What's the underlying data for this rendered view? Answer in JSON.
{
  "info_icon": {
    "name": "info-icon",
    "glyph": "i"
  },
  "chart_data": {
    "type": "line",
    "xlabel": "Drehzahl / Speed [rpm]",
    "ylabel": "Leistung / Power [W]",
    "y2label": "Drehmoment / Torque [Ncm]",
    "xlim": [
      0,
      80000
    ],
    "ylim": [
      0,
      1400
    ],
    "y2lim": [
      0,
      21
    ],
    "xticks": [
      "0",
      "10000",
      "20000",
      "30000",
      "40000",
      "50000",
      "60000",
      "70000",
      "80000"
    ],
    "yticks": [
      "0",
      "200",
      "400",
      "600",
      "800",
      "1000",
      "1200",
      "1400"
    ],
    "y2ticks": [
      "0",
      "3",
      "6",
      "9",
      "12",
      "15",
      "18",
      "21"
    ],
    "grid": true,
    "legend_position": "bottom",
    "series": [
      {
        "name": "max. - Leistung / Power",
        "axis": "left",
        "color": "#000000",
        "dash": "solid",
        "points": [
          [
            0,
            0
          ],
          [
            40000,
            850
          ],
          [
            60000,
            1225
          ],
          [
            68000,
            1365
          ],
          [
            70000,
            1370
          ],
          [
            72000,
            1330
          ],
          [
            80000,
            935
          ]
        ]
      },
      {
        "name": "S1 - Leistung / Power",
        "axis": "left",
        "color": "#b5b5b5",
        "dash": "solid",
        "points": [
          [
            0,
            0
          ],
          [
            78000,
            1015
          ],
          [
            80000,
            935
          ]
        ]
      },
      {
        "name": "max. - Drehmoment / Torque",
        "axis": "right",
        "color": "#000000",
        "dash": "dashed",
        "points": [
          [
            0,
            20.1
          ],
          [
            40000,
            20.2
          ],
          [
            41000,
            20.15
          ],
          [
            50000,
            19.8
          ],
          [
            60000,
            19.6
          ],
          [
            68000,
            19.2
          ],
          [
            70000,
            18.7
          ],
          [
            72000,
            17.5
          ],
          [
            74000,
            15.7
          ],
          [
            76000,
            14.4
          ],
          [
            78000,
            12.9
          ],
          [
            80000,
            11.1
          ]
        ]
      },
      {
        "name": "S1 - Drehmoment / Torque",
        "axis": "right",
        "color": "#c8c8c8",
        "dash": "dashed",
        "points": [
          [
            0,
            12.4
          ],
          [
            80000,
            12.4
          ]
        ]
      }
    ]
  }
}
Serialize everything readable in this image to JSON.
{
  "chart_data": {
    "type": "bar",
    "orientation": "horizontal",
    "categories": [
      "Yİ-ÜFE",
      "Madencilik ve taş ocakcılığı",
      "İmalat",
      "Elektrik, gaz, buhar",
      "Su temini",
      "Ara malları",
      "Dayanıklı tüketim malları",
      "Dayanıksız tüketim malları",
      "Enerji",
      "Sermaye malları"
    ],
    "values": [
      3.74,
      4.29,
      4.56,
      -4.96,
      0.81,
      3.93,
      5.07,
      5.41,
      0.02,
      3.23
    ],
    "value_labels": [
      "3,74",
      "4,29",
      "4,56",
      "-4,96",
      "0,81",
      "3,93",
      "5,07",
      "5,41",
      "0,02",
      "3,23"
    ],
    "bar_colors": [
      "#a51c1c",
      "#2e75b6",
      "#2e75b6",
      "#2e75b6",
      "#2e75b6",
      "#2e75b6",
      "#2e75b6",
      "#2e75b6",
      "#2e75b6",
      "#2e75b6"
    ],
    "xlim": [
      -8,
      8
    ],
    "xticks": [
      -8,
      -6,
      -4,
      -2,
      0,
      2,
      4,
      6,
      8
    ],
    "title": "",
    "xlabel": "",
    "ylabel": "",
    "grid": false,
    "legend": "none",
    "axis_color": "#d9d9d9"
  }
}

......

*TO DO*
Give the material above again, word for word.

*SOLUTION TO THIS TASK*
What's the underlying data for this rendered view? Answer in JSON.
{
  "info_icon": {
    "name": "info-icon",
    "glyph": "i"
  },
  "chart_data": {
    "type": "line",
    "xlabel": "Drehzahl / Speed [rpm]",
    "ylabel": "Leistung / Power [W]",
    "y2label": "Drehmoment / Torque [Ncm]",
    "xlim": [
      0,
      80000
    ],
    "ylim": [
      0,
      1400
    ],
    "y2lim": [
      0,
      21
    ],
    "xticks": [
      "0",
      "10000",
      "20000",
      "30000",
      "40000",
      "50000",
      "60000",
      "70000",
      "80000"
    ],
    "yticks": [
      "0",
      "200",
      "400",
      "600",
      "800",
      "1000",
      "1200",
      "1400"
    ],
    "y2ticks": [
      "0",
      "3",
      "6",
      "9",
      "12",
      "15",
      "18",
      "21"
    ],
    "grid": true,
    "legend_position": "bottom",
    "series": [
      {
        "name": "max. - Leistung / Power",
        "axis": "left",
        "color": "#000000",
        "dash": "solid",
        "points": [
          [
            0,
            0
          ],
          [
            40000,
            850
          ],
          [
            60000,
            1225
          ],
          [
            68000,
            1365
          ],
          [
            70000,
            1370
          ],
          [
            72000,
            1330
          ],
          [
            80000,
            935
          ]
        ]
      },
      {
        "name": "S1 - Leistung / Power",
        "axis": "left",
        "color": "#b5b5b5",
        "dash": "solid",
        "points": [
          [
            0,
            0
          ],
          [
            78000,
            1015
          ],
          [
            80000,
            935
          ]
        ]
      },
      {
        "name": "max. - Drehmoment / Torque",
        "axis": "right",
        "color": "#000000",
        "dash": "dashed",
        "points": [
          [
            0,
            20.1
          ],
          [
            40000,
            20.2
          ],
          [
            41000,
            20.15
          ],
          [
            50000,
            19.8
          ],
          [
            60000,
            19.6
          ],
          [
            68000,
            19.2
          ],
          [
            70000,
            18.7
          ],
          [
            72000,
            17.5
          ],
          [
            74000,
            15.7
          ],
          [
            76000,
            14.4
          ],
          [
            78000,
            12.9
          ],
          [
            80000,
            11.1
          ]
        ]
      },
      {
        "name": "S1 - Drehmoment / Torque",
        "axis": "right",
        "color": "#c8c8c8",
        "dash": "dashed",
        "points": [
          [
            0,
            12.4
          ],
          [
            80000,
            12.4
          ]
        ]
      }
    ]
  }
}
Serialize everything readable in this image to JSON.
{
  "chart_data": {
    "type": "bar",
    "orientation": "horizontal",
    "categories": [
      "Yİ-ÜFE",
      "Madencilik ve taş ocakcılığı",
      "İmalat",
      "Elektrik, gaz, buhar",
      "Su temini",
      "Ara malları",
      "Dayanıklı tüketim malları",
      "Dayanıksız tüketim malları",
      "Enerji",
      "Sermaye malları"
    ],
    "values": [
      3.74,
      4.29,
      4.56,
      -4.96,
      0.81,
      3.93,
      5.07,
      5.41,
      0.02,
      3.23
    ],
    "value_labels": [
      "3,74",
      "4,29",
      "4,56",
      "-4,96",
      "0,81",
      "3,93",
      "5,07",
      "5,41",
      "0,02",
      "3,23"
    ],
    "bar_colors": [
      "#a51c1c",
      "#2e75b6",
      "#2e75b6",
      "#2e75b6",
      "#2e75b6",
      "#2e75b6",
      "#2e75b6",
      "#2e75b6",
      "#2e75b6",
      "#2e75b6"
    ],
    "xlim": [
      -8,
      8
    ],
    "xticks": [
      -8,
      -6,
      -4,
      -2,
      0,
      2,
      4,
      6,
      8
    ],
    "title": "",
    "xlabel": "",
    "ylabel": "",
    "grid": false,
    "legend": "none",
    "axis_color": "#d9d9d9"
  }
}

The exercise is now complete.